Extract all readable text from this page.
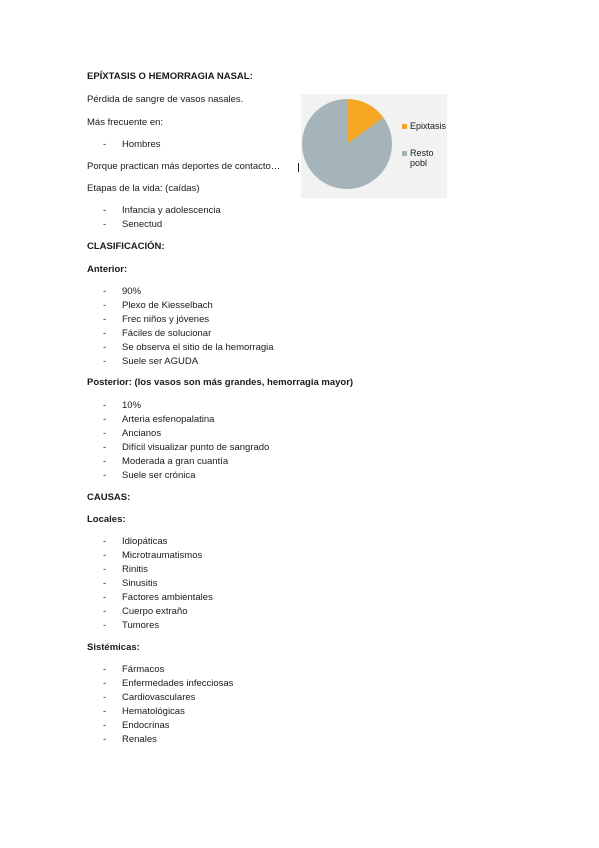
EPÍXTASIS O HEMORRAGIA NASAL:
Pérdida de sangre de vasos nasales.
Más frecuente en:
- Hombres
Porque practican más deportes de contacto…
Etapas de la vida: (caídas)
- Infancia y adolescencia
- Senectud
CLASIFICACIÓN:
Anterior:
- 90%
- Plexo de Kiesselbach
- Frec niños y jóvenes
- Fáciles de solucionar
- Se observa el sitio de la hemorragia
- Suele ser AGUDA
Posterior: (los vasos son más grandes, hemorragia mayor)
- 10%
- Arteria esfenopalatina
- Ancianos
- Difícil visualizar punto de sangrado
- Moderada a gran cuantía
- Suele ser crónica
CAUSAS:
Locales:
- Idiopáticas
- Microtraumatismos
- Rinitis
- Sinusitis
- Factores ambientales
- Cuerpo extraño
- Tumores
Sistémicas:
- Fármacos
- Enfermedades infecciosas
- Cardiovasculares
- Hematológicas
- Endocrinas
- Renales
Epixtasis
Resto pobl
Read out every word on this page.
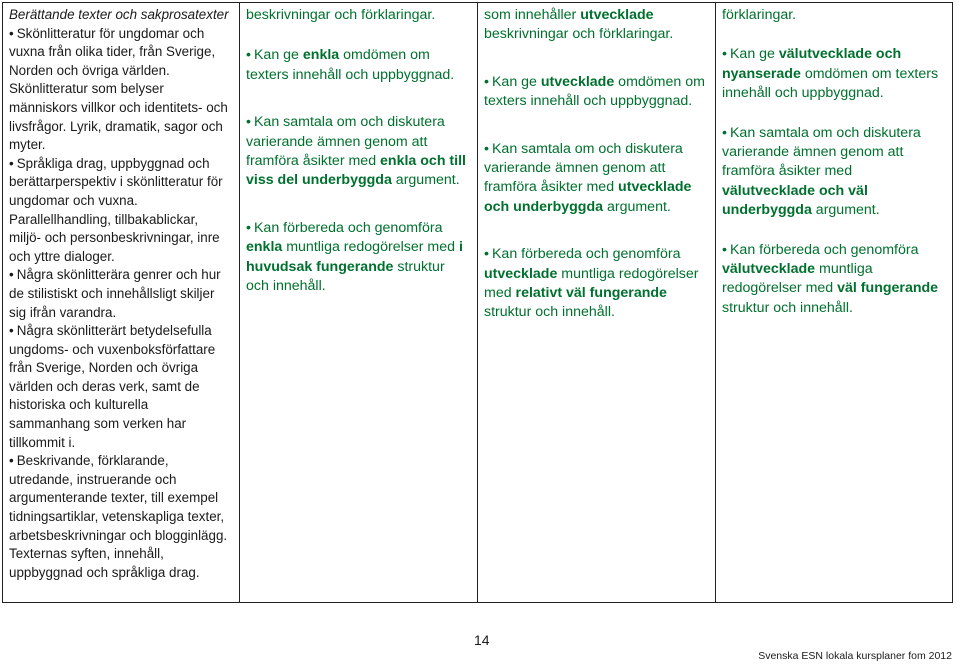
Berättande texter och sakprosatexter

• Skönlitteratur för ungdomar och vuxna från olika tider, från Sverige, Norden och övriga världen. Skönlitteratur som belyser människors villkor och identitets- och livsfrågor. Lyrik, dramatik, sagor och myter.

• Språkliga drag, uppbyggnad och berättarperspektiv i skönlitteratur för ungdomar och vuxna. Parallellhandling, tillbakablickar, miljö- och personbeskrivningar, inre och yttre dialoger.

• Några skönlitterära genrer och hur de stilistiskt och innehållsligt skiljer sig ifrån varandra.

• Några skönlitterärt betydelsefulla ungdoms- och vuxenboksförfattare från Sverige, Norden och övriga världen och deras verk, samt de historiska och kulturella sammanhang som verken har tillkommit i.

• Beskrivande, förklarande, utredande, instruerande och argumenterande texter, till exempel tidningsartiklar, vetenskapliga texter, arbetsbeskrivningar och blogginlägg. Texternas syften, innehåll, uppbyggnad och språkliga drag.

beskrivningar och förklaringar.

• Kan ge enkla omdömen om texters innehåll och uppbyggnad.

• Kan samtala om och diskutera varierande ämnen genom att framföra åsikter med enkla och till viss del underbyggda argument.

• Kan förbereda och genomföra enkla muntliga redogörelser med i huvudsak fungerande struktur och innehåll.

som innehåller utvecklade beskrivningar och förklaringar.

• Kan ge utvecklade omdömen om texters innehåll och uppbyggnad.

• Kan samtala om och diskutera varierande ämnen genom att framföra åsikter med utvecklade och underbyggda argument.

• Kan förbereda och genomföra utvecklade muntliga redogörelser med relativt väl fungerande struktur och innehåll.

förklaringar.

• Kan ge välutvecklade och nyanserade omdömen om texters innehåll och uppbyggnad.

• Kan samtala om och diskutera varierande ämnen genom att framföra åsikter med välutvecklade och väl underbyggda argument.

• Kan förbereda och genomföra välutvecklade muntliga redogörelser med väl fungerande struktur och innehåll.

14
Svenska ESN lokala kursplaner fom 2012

+===+

:: TO DO ::
Could you reproduce all of the material exactly? Keep the pictures out of it.

:: TASK ANSWER ::
Extract all readable text from this page.
EPÍXTASIS O HEMORRAGIA NASAL:
Pérdida de sangre de vasos nasales.
Más frecuente en:
- Hombres
Porque practican más deportes de contacto…
Etapas de la vida: (caídas)
- Infancia y adolescencia
- Senectud
CLASIFICACIÓN:
Anterior:
- 90%
- Plexo de Kiesselbach
- Frec niños y jóvenes
- Fáciles de solucionar
- Se observa el sitio de la hemorragia
- Suele ser AGUDA
Posterior: (los vasos son más grandes, hemorragia mayor)
- 10%
- Arteria esfenopalatina
- Ancianos
- Difícil visualizar punto de sangrado
- Moderada a gran cuantía
- Suele ser crónica
CAUSAS:
Locales:
- Idiopáticas
- Microtraumatismos
- Rinitis
- Sinusitis
- Factores ambientales
- Cuerpo extraño
- Tumores
Sistémicas:
- Fármacos
- Enfermedades infecciosas
- Cardiovasculares
- Hematológicas
- Endocrinas
- Renales
Epixtasis
Resto pobl
Read out every word on this page.
Berättande texter och sakprosatexter

• Skönlitteratur för ungdomar och vuxna från olika tider, från Sverige, Norden och övriga världen. Skönlitteratur som belyser människors villkor och identitets- och livsfrågor. Lyrik, dramatik, sagor och myter.

• Språkliga drag, uppbyggnad och berättarperspektiv i skönlitteratur för ungdomar och vuxna. Parallellhandling, tillbakablickar, miljö- och personbeskrivningar, inre och yttre dialoger.

• Några skönlitterära genrer och hur de stilistiskt och innehållsligt skiljer sig ifrån varandra.

• Några skönlitterärt betydelsefulla ungdoms- och vuxenboksförfattare från Sverige, Norden och övriga världen och deras verk, samt de historiska och kulturella sammanhang som verken har tillkommit i.

• Beskrivande, förklarande, utredande, instruerande och argumenterande texter, till exempel tidningsartiklar, vetenskapliga texter, arbetsbeskrivningar och blogginlägg. Texternas syften, innehåll, uppbyggnad och språkliga drag.

beskrivningar och förklaringar.

• Kan ge enkla omdömen om texters innehåll och uppbyggnad.

• Kan samtala om och diskutera varierande ämnen genom att framföra åsikter med enkla och till viss del underbyggda argument.

• Kan förbereda och genomföra enkla muntliga redogörelser med i huvudsak fungerande struktur och innehåll.

som innehåller utvecklade beskrivningar och förklaringar.

• Kan ge utvecklade omdömen om texters innehåll och uppbyggnad.

• Kan samtala om och diskutera varierande ämnen genom att framföra åsikter med utvecklade och underbyggda argument.

• Kan förbereda och genomföra utvecklade muntliga redogörelser med relativt väl fungerande struktur och innehåll.

förklaringar.

• Kan ge välutvecklade och nyanserade omdömen om texters innehåll och uppbyggnad.

• Kan samtala om och diskutera varierande ämnen genom att framföra åsikter med välutvecklade och väl underbyggda argument.

• Kan förbereda och genomföra välutvecklade muntliga redogörelser med väl fungerande struktur och innehåll.

14
Svenska ESN lokala kursplaner fom 2012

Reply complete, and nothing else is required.